=== PROBLEM TO SOLVE ===
For the material that follows, list every line containing the word "Strong".

=== SUPPLIED DATA ===
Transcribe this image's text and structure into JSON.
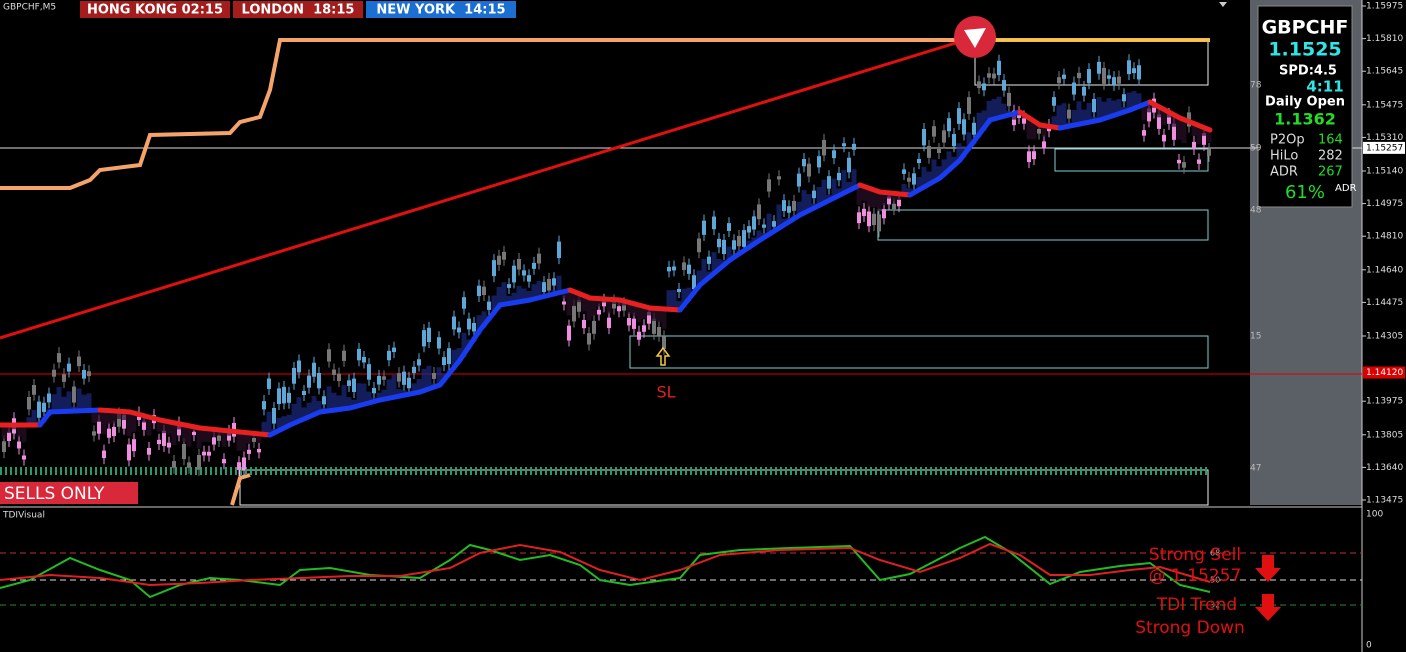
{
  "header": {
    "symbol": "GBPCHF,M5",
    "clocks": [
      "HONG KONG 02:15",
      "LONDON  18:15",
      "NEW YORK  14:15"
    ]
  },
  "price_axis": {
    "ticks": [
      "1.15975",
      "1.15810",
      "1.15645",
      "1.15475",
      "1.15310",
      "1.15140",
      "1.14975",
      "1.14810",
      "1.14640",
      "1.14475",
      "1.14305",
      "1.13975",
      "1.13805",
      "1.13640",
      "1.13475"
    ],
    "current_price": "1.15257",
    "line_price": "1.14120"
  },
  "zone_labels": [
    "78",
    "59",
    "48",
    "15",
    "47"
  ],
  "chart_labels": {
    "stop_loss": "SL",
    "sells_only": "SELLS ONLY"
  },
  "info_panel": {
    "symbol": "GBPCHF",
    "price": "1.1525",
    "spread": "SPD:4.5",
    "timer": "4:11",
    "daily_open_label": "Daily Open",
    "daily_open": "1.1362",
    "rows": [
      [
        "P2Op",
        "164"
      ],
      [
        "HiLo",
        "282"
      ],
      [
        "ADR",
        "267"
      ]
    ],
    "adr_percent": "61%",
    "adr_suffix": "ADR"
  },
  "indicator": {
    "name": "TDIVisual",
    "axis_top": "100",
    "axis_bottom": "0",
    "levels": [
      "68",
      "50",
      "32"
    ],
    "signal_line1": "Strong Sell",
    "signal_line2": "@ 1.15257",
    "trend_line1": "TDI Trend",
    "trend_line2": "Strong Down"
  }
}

* * *

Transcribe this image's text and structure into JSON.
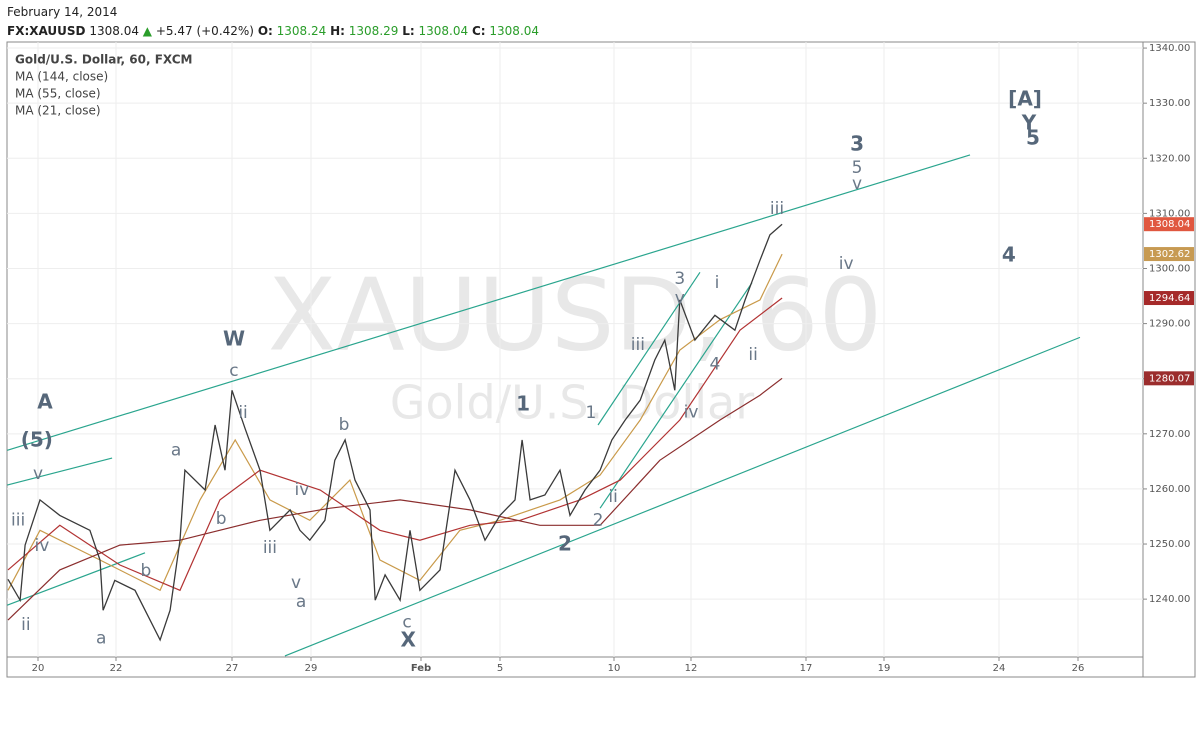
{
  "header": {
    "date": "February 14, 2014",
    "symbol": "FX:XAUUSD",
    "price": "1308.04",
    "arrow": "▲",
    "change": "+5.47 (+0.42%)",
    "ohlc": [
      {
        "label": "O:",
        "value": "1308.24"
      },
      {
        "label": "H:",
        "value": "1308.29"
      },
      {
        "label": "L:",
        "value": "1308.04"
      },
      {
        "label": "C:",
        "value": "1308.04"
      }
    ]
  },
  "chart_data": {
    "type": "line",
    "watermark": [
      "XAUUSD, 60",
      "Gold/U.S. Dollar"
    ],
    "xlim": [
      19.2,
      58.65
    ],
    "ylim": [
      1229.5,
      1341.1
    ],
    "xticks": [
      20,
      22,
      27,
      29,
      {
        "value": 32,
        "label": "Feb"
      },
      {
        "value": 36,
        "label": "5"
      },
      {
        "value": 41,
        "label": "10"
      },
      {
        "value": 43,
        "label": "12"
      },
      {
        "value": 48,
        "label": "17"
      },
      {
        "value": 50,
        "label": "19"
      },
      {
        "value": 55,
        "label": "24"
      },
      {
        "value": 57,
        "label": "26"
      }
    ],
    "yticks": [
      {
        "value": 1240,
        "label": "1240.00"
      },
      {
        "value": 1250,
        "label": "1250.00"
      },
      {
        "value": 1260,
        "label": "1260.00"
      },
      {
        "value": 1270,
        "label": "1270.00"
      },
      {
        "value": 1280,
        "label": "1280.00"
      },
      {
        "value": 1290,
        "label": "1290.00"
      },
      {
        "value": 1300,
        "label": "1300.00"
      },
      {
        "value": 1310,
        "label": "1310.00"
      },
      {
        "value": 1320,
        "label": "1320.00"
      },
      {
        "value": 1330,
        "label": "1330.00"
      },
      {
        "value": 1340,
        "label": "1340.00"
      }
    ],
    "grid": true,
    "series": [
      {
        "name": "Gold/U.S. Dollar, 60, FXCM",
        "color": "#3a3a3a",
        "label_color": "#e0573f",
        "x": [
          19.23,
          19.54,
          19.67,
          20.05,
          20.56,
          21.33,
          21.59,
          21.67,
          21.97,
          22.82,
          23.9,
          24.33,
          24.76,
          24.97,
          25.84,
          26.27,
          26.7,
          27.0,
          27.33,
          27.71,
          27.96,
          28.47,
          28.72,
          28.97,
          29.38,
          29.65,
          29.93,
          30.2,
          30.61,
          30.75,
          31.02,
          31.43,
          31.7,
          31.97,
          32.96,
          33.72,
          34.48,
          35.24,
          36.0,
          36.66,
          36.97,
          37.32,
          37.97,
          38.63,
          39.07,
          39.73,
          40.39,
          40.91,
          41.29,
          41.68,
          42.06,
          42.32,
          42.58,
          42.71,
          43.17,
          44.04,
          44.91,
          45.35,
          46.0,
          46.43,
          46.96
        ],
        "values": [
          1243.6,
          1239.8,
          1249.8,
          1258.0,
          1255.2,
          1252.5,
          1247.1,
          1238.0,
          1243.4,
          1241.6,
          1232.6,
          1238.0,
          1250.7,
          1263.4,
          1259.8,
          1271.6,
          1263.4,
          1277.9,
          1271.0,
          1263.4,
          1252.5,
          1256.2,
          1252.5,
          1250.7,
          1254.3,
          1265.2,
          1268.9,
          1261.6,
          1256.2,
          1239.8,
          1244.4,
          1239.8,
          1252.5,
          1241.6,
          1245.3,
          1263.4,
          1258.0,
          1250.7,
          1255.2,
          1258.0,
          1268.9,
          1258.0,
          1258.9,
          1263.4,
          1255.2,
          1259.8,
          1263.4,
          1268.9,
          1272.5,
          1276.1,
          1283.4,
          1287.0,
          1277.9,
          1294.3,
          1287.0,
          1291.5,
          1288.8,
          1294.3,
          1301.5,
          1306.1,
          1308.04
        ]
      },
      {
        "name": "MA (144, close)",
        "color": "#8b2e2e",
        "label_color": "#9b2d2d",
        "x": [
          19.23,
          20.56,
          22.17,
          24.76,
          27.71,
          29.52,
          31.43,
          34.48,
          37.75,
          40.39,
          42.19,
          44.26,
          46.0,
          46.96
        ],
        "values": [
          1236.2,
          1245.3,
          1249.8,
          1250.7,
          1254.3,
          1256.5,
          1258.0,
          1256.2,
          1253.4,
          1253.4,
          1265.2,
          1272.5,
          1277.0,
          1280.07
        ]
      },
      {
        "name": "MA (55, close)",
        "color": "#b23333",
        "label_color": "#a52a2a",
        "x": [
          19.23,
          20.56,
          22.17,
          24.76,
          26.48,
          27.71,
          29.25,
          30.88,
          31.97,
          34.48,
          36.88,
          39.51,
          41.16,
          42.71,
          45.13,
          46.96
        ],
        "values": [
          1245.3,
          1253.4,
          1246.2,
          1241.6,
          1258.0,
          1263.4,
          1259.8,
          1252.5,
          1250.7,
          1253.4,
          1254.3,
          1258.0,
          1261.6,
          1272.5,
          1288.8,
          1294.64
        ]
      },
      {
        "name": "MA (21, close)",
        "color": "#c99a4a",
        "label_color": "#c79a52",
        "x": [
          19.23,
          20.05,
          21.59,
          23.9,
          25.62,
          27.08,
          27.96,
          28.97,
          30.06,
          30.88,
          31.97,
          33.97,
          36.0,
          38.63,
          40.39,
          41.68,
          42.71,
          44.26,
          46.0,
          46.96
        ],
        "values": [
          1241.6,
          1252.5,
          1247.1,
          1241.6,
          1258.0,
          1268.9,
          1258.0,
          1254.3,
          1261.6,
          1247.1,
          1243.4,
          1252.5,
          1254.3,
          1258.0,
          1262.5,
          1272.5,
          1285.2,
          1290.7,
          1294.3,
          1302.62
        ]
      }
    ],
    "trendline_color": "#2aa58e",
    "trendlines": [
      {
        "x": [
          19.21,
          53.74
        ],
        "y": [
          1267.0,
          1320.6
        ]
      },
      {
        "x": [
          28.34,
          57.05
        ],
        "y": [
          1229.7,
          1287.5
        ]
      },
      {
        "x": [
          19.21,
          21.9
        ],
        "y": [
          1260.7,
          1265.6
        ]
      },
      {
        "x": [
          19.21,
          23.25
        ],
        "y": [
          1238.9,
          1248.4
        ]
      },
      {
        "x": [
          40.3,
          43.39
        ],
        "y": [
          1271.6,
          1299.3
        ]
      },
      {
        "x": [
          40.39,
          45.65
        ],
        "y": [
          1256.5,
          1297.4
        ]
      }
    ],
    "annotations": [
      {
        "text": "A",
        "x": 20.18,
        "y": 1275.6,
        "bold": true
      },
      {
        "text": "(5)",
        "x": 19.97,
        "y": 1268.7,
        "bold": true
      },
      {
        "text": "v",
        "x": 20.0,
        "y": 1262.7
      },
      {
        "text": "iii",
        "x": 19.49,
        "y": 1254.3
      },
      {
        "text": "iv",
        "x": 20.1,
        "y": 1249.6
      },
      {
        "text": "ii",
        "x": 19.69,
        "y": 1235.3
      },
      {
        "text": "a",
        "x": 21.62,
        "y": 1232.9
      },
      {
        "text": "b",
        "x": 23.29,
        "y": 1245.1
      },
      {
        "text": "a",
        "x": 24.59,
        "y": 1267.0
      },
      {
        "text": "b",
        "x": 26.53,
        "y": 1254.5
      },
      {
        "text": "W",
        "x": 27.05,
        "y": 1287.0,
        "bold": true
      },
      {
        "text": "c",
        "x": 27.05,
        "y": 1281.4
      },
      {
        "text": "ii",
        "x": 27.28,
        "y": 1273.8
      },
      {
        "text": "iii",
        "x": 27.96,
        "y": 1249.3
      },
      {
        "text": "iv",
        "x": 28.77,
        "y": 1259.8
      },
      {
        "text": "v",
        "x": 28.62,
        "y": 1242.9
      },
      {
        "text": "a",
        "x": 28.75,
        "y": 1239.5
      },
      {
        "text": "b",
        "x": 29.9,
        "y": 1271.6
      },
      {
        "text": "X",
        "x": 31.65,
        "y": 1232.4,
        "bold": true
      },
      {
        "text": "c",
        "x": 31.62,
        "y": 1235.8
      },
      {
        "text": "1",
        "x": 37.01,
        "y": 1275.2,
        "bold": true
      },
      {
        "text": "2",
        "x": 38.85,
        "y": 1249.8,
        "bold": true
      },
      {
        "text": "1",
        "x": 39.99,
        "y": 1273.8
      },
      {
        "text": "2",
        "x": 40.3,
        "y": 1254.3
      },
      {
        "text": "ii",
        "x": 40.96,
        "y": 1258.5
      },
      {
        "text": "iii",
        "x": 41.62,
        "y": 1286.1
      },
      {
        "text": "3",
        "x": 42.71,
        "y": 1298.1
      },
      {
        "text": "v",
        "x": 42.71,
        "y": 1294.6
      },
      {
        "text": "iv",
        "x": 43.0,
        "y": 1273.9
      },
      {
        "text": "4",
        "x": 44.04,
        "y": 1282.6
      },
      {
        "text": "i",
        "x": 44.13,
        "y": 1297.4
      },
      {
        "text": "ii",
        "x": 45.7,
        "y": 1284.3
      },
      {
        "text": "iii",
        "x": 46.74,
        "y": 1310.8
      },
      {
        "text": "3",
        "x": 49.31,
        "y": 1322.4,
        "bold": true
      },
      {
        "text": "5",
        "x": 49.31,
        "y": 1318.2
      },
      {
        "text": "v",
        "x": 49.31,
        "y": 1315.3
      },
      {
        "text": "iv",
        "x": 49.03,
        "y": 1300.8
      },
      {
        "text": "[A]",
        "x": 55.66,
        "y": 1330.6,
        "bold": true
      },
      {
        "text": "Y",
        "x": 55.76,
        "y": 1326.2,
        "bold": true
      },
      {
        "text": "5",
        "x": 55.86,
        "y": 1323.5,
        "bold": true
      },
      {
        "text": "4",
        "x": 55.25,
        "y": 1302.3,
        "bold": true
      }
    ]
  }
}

=== TASK RESULT ===
    "signal_line1": "Strong Sell",
    "trend_line2": "Strong Down"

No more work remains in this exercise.